╔══

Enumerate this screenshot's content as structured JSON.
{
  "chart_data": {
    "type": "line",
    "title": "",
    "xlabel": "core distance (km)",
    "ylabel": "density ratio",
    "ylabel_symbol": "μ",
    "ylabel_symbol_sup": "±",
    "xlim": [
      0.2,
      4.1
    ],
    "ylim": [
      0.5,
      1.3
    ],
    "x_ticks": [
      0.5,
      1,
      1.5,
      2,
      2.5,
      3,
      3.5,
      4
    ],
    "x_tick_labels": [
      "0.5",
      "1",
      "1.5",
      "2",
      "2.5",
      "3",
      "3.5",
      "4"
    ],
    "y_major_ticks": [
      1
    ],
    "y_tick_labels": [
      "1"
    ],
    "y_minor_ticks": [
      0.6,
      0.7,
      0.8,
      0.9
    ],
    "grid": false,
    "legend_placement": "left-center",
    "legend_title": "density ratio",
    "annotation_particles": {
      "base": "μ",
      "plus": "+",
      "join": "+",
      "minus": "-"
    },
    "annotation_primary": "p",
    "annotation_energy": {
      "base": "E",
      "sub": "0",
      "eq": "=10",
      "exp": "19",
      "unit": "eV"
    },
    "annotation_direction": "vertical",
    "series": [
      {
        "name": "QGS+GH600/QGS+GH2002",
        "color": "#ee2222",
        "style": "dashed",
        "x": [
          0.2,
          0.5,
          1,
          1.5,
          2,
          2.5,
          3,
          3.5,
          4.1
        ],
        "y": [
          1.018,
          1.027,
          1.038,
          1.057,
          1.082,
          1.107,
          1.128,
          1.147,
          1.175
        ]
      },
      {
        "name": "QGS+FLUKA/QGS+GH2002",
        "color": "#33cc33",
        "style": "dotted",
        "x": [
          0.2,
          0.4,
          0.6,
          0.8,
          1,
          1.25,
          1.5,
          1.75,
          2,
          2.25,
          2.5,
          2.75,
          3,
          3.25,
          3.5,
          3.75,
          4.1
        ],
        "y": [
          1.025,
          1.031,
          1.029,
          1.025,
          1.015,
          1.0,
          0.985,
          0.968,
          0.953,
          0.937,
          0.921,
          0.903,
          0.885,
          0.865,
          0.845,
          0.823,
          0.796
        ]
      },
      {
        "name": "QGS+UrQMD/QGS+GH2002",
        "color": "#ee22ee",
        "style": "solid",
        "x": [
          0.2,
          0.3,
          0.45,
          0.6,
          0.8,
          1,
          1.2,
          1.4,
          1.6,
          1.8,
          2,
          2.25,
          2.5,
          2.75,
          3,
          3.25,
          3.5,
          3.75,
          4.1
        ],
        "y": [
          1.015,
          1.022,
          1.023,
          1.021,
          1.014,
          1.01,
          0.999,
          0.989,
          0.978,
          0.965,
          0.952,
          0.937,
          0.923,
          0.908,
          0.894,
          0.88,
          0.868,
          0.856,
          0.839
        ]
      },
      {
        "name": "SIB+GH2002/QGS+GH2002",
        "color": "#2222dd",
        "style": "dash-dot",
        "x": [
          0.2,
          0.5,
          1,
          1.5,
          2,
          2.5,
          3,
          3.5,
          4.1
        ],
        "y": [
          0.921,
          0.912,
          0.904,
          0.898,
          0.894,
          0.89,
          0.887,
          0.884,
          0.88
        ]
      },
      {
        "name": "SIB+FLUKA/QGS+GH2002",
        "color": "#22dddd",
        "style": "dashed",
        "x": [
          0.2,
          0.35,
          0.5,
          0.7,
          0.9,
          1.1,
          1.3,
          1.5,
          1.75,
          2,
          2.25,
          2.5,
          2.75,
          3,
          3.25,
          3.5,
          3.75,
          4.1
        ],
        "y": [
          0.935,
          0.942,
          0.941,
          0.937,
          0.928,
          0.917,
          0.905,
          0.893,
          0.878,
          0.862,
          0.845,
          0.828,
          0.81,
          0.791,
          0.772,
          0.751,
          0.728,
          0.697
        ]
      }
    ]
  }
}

╚══

Isolate the lines that hold the word "FLUKA" and copy all of them.

        "name": "QGS+FLUKA/QGS+GH2002",
        "name": "SIB+FLUKA/QGS+GH2002",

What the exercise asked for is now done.